Copy each line that contains the word "januari".

◆ **Given entries**:

* * * * *

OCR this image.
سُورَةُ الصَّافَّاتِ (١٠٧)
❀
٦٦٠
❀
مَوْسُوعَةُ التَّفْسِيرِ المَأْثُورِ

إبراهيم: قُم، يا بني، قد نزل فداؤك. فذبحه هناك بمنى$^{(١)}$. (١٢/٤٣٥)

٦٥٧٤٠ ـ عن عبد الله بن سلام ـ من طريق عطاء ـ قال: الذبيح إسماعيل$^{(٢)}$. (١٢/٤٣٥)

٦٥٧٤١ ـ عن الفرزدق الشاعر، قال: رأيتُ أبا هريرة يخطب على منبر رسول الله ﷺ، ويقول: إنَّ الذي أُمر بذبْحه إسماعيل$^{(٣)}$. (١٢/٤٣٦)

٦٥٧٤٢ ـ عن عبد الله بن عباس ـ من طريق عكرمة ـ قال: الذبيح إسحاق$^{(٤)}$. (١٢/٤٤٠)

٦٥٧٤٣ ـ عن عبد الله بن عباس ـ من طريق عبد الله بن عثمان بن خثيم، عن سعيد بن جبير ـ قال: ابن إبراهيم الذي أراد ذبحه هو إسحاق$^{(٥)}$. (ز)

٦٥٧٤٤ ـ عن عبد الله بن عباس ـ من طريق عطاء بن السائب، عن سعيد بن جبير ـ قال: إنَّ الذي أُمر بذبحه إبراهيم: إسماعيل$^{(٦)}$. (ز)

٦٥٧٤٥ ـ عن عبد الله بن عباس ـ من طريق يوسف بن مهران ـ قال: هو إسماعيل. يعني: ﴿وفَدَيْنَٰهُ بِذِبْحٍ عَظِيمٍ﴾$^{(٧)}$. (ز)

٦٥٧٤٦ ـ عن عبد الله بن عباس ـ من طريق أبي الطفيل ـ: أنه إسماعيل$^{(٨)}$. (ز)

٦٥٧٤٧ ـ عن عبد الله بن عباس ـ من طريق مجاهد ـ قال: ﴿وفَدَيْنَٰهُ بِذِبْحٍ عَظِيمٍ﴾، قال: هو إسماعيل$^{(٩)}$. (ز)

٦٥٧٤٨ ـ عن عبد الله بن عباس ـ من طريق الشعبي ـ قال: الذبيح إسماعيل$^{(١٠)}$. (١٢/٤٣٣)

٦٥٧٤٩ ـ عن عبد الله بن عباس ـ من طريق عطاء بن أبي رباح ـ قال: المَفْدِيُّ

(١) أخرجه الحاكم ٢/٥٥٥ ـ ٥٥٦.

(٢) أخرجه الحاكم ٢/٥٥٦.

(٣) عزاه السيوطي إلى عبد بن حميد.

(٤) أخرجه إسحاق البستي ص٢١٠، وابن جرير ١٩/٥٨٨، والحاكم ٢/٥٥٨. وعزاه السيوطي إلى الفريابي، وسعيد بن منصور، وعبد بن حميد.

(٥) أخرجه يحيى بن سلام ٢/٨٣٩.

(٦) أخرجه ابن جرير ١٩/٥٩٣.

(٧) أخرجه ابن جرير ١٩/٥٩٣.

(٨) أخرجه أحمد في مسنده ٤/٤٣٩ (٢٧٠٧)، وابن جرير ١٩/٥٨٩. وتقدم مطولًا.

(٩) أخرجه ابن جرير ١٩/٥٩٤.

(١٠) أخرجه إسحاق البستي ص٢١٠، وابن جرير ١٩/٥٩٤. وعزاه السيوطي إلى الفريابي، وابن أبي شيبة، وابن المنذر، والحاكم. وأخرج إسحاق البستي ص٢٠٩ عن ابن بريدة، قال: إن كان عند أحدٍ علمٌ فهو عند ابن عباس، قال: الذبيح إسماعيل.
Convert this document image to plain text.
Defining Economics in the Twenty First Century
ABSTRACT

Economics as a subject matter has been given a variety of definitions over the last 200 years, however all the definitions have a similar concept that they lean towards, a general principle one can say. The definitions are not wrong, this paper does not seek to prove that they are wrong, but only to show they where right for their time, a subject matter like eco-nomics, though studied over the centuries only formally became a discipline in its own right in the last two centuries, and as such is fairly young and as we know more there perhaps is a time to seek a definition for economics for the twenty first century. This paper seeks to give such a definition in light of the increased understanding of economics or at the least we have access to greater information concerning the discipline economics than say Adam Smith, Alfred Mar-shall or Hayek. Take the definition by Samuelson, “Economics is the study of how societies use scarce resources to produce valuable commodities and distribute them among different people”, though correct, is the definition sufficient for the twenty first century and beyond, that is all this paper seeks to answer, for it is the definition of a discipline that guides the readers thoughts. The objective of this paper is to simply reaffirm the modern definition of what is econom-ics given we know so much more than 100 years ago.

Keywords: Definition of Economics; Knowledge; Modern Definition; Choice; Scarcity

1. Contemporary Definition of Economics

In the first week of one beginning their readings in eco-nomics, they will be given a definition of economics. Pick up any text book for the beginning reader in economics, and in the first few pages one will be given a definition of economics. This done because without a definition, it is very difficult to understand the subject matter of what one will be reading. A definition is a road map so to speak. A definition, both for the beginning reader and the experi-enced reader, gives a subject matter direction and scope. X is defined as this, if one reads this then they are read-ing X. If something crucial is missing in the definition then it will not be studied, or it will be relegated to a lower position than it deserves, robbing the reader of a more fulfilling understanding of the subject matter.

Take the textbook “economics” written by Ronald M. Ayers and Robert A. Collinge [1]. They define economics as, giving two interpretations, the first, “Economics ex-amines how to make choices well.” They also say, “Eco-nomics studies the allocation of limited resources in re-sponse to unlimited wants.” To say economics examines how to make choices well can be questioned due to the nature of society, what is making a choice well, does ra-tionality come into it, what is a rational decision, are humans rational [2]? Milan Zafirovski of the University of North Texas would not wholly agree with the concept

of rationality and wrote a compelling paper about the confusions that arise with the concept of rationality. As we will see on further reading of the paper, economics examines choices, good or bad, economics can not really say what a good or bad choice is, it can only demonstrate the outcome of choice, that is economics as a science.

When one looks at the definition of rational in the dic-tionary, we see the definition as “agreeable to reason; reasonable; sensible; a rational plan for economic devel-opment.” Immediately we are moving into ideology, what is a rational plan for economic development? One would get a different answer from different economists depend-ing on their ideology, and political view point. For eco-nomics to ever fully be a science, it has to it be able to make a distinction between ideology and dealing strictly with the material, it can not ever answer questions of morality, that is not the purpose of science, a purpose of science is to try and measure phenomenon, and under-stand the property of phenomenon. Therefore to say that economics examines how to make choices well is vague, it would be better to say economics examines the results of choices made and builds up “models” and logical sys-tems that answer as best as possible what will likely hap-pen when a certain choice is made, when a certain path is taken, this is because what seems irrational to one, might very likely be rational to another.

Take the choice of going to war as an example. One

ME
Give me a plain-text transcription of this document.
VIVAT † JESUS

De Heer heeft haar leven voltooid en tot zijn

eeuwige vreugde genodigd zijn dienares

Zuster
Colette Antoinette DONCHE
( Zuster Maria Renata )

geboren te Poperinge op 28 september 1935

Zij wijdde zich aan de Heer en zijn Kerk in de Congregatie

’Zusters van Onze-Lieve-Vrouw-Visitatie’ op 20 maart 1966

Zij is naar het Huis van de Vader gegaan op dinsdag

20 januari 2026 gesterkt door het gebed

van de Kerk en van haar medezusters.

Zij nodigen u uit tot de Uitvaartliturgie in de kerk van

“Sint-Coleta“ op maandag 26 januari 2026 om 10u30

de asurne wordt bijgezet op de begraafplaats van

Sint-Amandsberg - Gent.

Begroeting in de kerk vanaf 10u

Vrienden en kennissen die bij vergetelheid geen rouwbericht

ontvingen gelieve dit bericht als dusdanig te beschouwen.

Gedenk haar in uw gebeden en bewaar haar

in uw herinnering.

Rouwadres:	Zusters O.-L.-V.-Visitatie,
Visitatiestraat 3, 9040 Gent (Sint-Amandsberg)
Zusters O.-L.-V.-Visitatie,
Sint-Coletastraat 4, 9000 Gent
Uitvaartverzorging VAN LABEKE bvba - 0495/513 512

* * * * *

◆ **Solution to the problem**:
20 januari 2026 gesterkt door het gebed
“Sint-Coleta“ op maandag 26 januari 2026 om 10u30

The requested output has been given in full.